# REQUIREMENT
Write out all of the entries exactly as given.

# EXTRACTED INFORMATION
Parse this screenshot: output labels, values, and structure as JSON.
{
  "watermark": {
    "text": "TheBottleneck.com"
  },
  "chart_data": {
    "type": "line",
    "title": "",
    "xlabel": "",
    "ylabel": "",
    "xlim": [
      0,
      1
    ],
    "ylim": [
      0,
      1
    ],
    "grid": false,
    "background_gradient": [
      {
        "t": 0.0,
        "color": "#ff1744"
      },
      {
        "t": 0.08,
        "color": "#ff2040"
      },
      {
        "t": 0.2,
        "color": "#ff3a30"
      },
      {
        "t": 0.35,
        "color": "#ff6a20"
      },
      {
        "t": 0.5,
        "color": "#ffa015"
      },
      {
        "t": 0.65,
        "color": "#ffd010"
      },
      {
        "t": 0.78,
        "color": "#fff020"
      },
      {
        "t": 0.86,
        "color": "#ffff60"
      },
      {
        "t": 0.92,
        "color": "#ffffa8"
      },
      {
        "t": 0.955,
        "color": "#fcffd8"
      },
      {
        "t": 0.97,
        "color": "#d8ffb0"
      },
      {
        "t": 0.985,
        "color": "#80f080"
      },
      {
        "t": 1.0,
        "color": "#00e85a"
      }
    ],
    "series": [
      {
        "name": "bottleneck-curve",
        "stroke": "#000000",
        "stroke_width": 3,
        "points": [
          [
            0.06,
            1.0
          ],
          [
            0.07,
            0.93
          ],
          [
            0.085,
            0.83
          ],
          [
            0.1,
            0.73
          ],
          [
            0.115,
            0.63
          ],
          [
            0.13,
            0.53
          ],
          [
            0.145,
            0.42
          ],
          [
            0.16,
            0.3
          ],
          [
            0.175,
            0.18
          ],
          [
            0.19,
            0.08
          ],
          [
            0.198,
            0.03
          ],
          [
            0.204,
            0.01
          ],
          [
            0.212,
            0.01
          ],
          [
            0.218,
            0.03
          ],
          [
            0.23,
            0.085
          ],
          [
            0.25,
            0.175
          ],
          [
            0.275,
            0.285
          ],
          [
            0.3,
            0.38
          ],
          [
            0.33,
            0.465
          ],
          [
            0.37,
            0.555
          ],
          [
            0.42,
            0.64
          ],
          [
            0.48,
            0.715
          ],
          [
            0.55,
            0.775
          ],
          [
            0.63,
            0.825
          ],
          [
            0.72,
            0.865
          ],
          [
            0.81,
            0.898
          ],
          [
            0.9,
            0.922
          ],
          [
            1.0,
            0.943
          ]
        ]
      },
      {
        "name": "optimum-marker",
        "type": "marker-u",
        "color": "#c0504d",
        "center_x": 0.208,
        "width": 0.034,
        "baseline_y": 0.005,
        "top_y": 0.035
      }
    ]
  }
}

# COMPLETED EXERCISE
Parse this screenshot: output labels, values, and structure as JSON.
{
  "watermark": {
    "text": "TheBottleneck.com"
  },
  "chart_data": {
    "type": "line",
    "title": "",
    "xlabel": "",
    "ylabel": "",
    "xlim": [
      0,
      1
    ],
    "ylim": [
      0,
      1
    ],
    "grid": false,
    "background_gradient": [
      {
        "t": 0.0,
        "color": "#ff1744"
      },
      {
        "t": 0.08,
        "color": "#ff2040"
      },
      {
        "t": 0.2,
        "color": "#ff3a30"
      },
      {
        "t": 0.35,
        "color": "#ff6a20"
      },
      {
        "t": 0.5,
        "color": "#ffa015"
      },
      {
        "t": 0.65,
        "color": "#ffd010"
      },
      {
        "t": 0.78,
        "color": "#fff020"
      },
      {
        "t": 0.86,
        "color": "#ffff60"
      },
      {
        "t": 0.92,
        "color": "#ffffa8"
      },
      {
        "t": 0.955,
        "color": "#fcffd8"
      },
      {
        "t": 0.97,
        "color": "#d8ffb0"
      },
      {
        "t": 0.985,
        "color": "#80f080"
      },
      {
        "t": 1.0,
        "color": "#00e85a"
      }
    ],
    "series": [
      {
        "name": "bottleneck-curve",
        "stroke": "#000000",
        "stroke_width": 3,
        "points": [
          [
            0.06,
            1.0
          ],
          [
            0.07,
            0.93
          ],
          [
            0.085,
            0.83
          ],
          [
            0.1,
            0.73
          ],
          [
            0.115,
            0.63
          ],
          [
            0.13,
            0.53
          ],
          [
            0.145,
            0.42
          ],
          [
            0.16,
            0.3
          ],
          [
            0.175,
            0.18
          ],
          [
            0.19,
            0.08
          ],
          [
            0.198,
            0.03
          ],
          [
            0.204,
            0.01
          ],
          [
            0.212,
            0.01
          ],
          [
            0.218,
            0.03
          ],
          [
            0.23,
            0.085
          ],
          [
            0.25,
            0.175
          ],
          [
            0.275,
            0.285
          ],
          [
            0.3,
            0.38
          ],
          [
            0.33,
            0.465
          ],
          [
            0.37,
            0.555
          ],
          [
            0.42,
            0.64
          ],
          [
            0.48,
            0.715
          ],
          [
            0.55,
            0.775
          ],
          [
            0.63,
            0.825
          ],
          [
            0.72,
            0.865
          ],
          [
            0.81,
            0.898
          ],
          [
            0.9,
            0.922
          ],
          [
            1.0,
            0.943
          ]
        ]
      },
      {
        "name": "optimum-marker",
        "type": "marker-u",
        "color": "#c0504d",
        "center_x": 0.208,
        "width": 0.034,
        "baseline_y": 0.005,
        "top_y": 0.035
      }
    ]
  }
}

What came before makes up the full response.